> _TO BE DONE_
Please retype the records below exactly, leaving out any pictures.

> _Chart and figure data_
>> BEGIN

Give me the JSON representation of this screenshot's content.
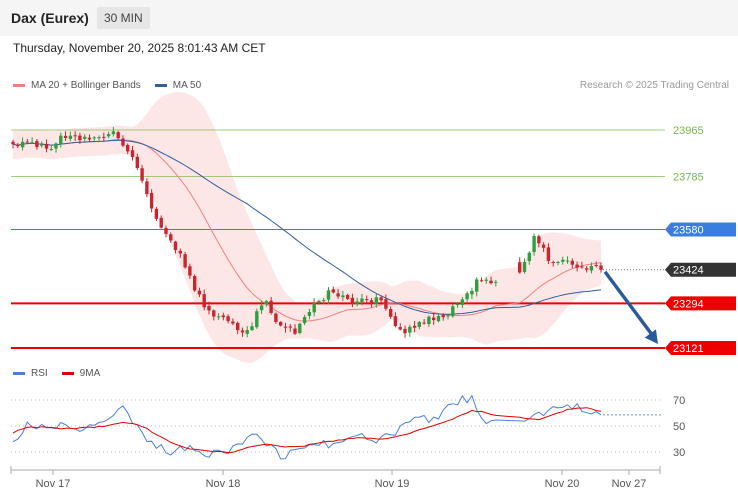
{
  "header": {
    "instrument": "Dax (Eurex)",
    "timeframe": "30 MIN",
    "datetime": "Thursday, November 20, 2025 8:01:43 AM CET",
    "credit": "Research © 2025 Trading Central"
  },
  "legend_main": [
    {
      "label": "MA 20 + Bollinger Bands",
      "color": "#f08080"
    },
    {
      "label": "MA 50",
      "color": "#2f5f9f"
    }
  ],
  "legend_rsi": [
    {
      "label": "RSI",
      "color": "#4a7fd8"
    },
    {
      "label": "9MA",
      "color": "#e00000"
    }
  ],
  "colors": {
    "resistance": "#7ab648",
    "pivot": "#3a7de0",
    "support": "#ee0000",
    "last": "#333333",
    "candle_up": "#2e9e3e",
    "candle_down": "#c8252d",
    "band": "#fde2e2",
    "arrow": "#2b5a9a"
  },
  "chart_data": [
    {
      "type": "candlestick",
      "x_ticks": [
        "Nov 17",
        "Nov 18",
        "Nov 19",
        "Nov 20",
        "Nov 27"
      ],
      "levels": [
        {
          "value": 23965,
          "label": "23965",
          "kind": "resistance"
        },
        {
          "value": 23785,
          "label": "23785",
          "kind": "resistance"
        },
        {
          "value": 23580,
          "label": "23580",
          "kind": "pivot"
        },
        {
          "value": 23424,
          "label": "23424",
          "kind": "last"
        },
        {
          "value": 23294,
          "label": "23294",
          "kind": "support"
        },
        {
          "value": 23121,
          "label": "23121",
          "kind": "support"
        }
      ],
      "forecast_target": 23121,
      "close_anchors": [
        23920,
        23905,
        23890,
        23945,
        23930,
        23918,
        23960,
        23875,
        23720,
        23560,
        23470,
        23330,
        23250,
        23215,
        23180,
        23300,
        23205,
        23185,
        23290,
        23340,
        23300,
        23310,
        23305,
        23180,
        23205,
        23240,
        23262,
        23320,
        23390,
        23380,
        23555,
        23450,
        23445,
        23440,
        23424
      ]
    },
    {
      "type": "line",
      "name": "RSI",
      "y_ticks": [
        70,
        50,
        30
      ],
      "rsi_anchors": [
        40,
        51,
        48,
        50,
        48,
        50,
        53,
        63,
        45,
        34,
        30,
        33,
        30,
        28,
        33,
        44,
        37,
        26,
        33,
        38,
        35,
        40,
        42,
        38,
        43,
        53,
        55,
        58,
        68,
        72,
        50,
        54,
        57,
        65,
        67,
        63,
        60
      ],
      "ma_anchors": [
        45,
        49,
        49,
        48,
        48,
        49,
        50,
        53,
        51,
        44,
        37,
        33,
        31,
        30,
        30,
        34,
        36,
        34,
        34,
        36,
        38,
        40,
        41,
        40,
        41,
        44,
        48,
        52,
        56,
        62,
        60,
        56,
        55,
        59,
        63,
        64,
        61
      ]
    }
  ]
}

>> END

> _RESPONSE TO THE TASK_
Give me the JSON representation of this screenshot's content.
{
  "header": {
    "instrument": "Dax (Eurex)",
    "timeframe": "30 MIN",
    "datetime": "Thursday, November 20, 2025 8:01:43 AM CET",
    "credit": "Research © 2025 Trading Central"
  },
  "legend_main": [
    {
      "label": "MA 20 + Bollinger Bands",
      "color": "#f08080"
    },
    {
      "label": "MA 50",
      "color": "#2f5f9f"
    }
  ],
  "legend_rsi": [
    {
      "label": "RSI",
      "color": "#4a7fd8"
    },
    {
      "label": "9MA",
      "color": "#e00000"
    }
  ],
  "colors": {
    "resistance": "#7ab648",
    "pivot": "#3a7de0",
    "support": "#ee0000",
    "last": "#333333",
    "candle_up": "#2e9e3e",
    "candle_down": "#c8252d",
    "band": "#fde2e2",
    "arrow": "#2b5a9a"
  },
  "chart_data": [
    {
      "type": "candlestick",
      "x_ticks": [
        "Nov 17",
        "Nov 18",
        "Nov 19",
        "Nov 20",
        "Nov 27"
      ],
      "levels": [
        {
          "value": 23965,
          "label": "23965",
          "kind": "resistance"
        },
        {
          "value": 23785,
          "label": "23785",
          "kind": "resistance"
        },
        {
          "value": 23580,
          "label": "23580",
          "kind": "pivot"
        },
        {
          "value": 23424,
          "label": "23424",
          "kind": "last"
        },
        {
          "value": 23294,
          "label": "23294",
          "kind": "support"
        },
        {
          "value": 23121,
          "label": "23121",
          "kind": "support"
        }
      ],
      "forecast_target": 23121,
      "close_anchors": [
        23920,
        23905,
        23890,
        23945,
        23930,
        23918,
        23960,
        23875,
        23720,
        23560,
        23470,
        23330,
        23250,
        23215,
        23180,
        23300,
        23205,
        23185,
        23290,
        23340,
        23300,
        23310,
        23305,
        23180,
        23205,
        23240,
        23262,
        23320,
        23390,
        23380,
        23555,
        23450,
        23445,
        23440,
        23424
      ]
    },
    {
      "type": "line",
      "name": "RSI",
      "y_ticks": [
        70,
        50,
        30
      ],
      "rsi_anchors": [
        40,
        51,
        48,
        50,
        48,
        50,
        53,
        63,
        45,
        34,
        30,
        33,
        30,
        28,
        33,
        44,
        37,
        26,
        33,
        38,
        35,
        40,
        42,
        38,
        43,
        53,
        55,
        58,
        68,
        72,
        50,
        54,
        57,
        65,
        67,
        63,
        60
      ],
      "ma_anchors": [
        45,
        49,
        49,
        48,
        48,
        49,
        50,
        53,
        51,
        44,
        37,
        33,
        31,
        30,
        30,
        34,
        36,
        34,
        34,
        36,
        38,
        40,
        41,
        40,
        41,
        44,
        48,
        52,
        56,
        62,
        60,
        56,
        55,
        59,
        63,
        64,
        61
      ]
    }
  ]
}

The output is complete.